Begin
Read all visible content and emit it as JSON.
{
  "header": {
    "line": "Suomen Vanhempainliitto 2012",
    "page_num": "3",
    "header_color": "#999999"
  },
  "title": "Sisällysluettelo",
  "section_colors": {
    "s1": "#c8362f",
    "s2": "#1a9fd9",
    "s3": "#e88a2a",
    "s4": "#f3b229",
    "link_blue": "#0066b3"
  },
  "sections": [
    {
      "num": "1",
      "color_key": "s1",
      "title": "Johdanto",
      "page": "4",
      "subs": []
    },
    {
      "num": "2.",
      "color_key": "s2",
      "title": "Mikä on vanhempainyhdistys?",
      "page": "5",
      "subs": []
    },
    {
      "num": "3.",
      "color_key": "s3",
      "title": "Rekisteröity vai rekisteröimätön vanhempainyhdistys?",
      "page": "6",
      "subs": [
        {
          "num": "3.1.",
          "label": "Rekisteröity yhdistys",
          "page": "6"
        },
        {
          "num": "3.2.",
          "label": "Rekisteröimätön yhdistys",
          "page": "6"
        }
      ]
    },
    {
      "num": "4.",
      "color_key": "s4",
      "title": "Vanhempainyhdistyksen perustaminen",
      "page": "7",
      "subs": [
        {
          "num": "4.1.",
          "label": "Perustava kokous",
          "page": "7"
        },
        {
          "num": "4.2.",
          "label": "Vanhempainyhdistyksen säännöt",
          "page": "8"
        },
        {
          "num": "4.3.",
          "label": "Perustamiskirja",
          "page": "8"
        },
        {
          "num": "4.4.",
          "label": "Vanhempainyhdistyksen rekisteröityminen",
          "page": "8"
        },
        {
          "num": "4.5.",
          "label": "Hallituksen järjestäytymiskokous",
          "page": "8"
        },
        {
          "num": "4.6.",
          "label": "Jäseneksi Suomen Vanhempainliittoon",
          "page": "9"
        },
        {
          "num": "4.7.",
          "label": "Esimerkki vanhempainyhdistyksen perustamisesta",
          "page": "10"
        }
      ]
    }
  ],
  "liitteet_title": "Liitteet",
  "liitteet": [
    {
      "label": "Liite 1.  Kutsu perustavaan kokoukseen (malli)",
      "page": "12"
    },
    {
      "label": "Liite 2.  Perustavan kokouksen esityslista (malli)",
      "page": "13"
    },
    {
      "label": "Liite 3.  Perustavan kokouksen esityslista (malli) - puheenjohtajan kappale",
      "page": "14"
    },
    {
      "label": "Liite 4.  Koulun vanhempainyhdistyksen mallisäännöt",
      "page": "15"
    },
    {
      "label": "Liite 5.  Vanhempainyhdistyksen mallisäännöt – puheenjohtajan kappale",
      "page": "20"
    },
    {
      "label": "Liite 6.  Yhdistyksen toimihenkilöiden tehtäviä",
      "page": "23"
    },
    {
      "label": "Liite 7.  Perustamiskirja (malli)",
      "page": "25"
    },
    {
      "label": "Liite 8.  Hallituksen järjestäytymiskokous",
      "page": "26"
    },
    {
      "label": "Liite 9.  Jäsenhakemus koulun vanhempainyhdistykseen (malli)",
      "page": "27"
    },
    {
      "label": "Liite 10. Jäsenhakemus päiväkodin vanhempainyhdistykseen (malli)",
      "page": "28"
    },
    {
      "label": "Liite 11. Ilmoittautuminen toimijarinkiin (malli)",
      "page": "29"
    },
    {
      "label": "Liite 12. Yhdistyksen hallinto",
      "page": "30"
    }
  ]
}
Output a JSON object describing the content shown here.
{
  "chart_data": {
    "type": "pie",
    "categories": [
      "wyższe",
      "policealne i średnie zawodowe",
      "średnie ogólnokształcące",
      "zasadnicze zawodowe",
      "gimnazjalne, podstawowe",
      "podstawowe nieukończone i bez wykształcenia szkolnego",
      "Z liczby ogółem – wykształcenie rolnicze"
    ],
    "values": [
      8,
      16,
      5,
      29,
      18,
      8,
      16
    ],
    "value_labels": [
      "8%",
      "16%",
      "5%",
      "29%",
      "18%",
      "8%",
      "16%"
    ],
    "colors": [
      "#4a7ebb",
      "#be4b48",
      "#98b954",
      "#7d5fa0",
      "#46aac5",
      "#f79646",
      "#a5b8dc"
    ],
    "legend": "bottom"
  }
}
End
**Goal**
Repeat every entry word for word.

**The solution**
Read all visible content and emit it as JSON.
{
  "header": {
    "line": "Suomen Vanhempainliitto 2012",
    "page_num": "3",
    "header_color": "#999999"
  },
  "title": "Sisällysluettelo",
  "section_colors": {
    "s1": "#c8362f",
    "s2": "#1a9fd9",
    "s3": "#e88a2a",
    "s4": "#f3b229",
    "link_blue": "#0066b3"
  },
  "sections": [
    {
      "num": "1",
      "color_key": "s1",
      "title": "Johdanto",
      "page": "4",
      "subs": []
    },
    {
      "num": "2.",
      "color_key": "s2",
      "title": "Mikä on vanhempainyhdistys?",
      "page": "5",
      "subs": []
    },
    {
      "num": "3.",
      "color_key": "s3",
      "title": "Rekisteröity vai rekisteröimätön vanhempainyhdistys?",
      "page": "6",
      "subs": [
        {
          "num": "3.1.",
          "label": "Rekisteröity yhdistys",
          "page": "6"
        },
        {
          "num": "3.2.",
          "label": "Rekisteröimätön yhdistys",
          "page": "6"
        }
      ]
    },
    {
      "num": "4.",
      "color_key": "s4",
      "title": "Vanhempainyhdistyksen perustaminen",
      "page": "7",
      "subs": [
        {
          "num": "4.1.",
          "label": "Perustava kokous",
          "page": "7"
        },
        {
          "num": "4.2.",
          "label": "Vanhempainyhdistyksen säännöt",
          "page": "8"
        },
        {
          "num": "4.3.",
          "label": "Perustamiskirja",
          "page": "8"
        },
        {
          "num": "4.4.",
          "label": "Vanhempainyhdistyksen rekisteröityminen",
          "page": "8"
        },
        {
          "num": "4.5.",
          "label": "Hallituksen järjestäytymiskokous",
          "page": "8"
        },
        {
          "num": "4.6.",
          "label": "Jäseneksi Suomen Vanhempainliittoon",
          "page": "9"
        },
        {
          "num": "4.7.",
          "label": "Esimerkki vanhempainyhdistyksen perustamisesta",
          "page": "10"
        }
      ]
    }
  ],
  "liitteet_title": "Liitteet",
  "liitteet": [
    {
      "label": "Liite 1.  Kutsu perustavaan kokoukseen (malli)",
      "page": "12"
    },
    {
      "label": "Liite 2.  Perustavan kokouksen esityslista (malli)",
      "page": "13"
    },
    {
      "label": "Liite 3.  Perustavan kokouksen esityslista (malli) - puheenjohtajan kappale",
      "page": "14"
    },
    {
      "label": "Liite 4.  Koulun vanhempainyhdistyksen mallisäännöt",
      "page": "15"
    },
    {
      "label": "Liite 5.  Vanhempainyhdistyksen mallisäännöt – puheenjohtajan kappale",
      "page": "20"
    },
    {
      "label": "Liite 6.  Yhdistyksen toimihenkilöiden tehtäviä",
      "page": "23"
    },
    {
      "label": "Liite 7.  Perustamiskirja (malli)",
      "page": "25"
    },
    {
      "label": "Liite 8.  Hallituksen järjestäytymiskokous",
      "page": "26"
    },
    {
      "label": "Liite 9.  Jäsenhakemus koulun vanhempainyhdistykseen (malli)",
      "page": "27"
    },
    {
      "label": "Liite 10. Jäsenhakemus päiväkodin vanhempainyhdistykseen (malli)",
      "page": "28"
    },
    {
      "label": "Liite 11. Ilmoittautuminen toimijarinkiin (malli)",
      "page": "29"
    },
    {
      "label": "Liite 12. Yhdistyksen hallinto",
      "page": "30"
    }
  ]
}
Output a JSON object describing the content shown here.
{
  "chart_data": {
    "type": "pie",
    "categories": [
      "wyższe",
      "policealne i średnie zawodowe",
      "średnie ogólnokształcące",
      "zasadnicze zawodowe",
      "gimnazjalne, podstawowe",
      "podstawowe nieukończone i bez wykształcenia szkolnego",
      "Z liczby ogółem – wykształcenie rolnicze"
    ],
    "values": [
      8,
      16,
      5,
      29,
      18,
      8,
      16
    ],
    "value_labels": [
      "8%",
      "16%",
      "5%",
      "29%",
      "18%",
      "8%",
      "16%"
    ],
    "colors": [
      "#4a7ebb",
      "#be4b48",
      "#98b954",
      "#7d5fa0",
      "#46aac5",
      "#f79646",
      "#a5b8dc"
    ],
    "legend": "bottom"
  }
}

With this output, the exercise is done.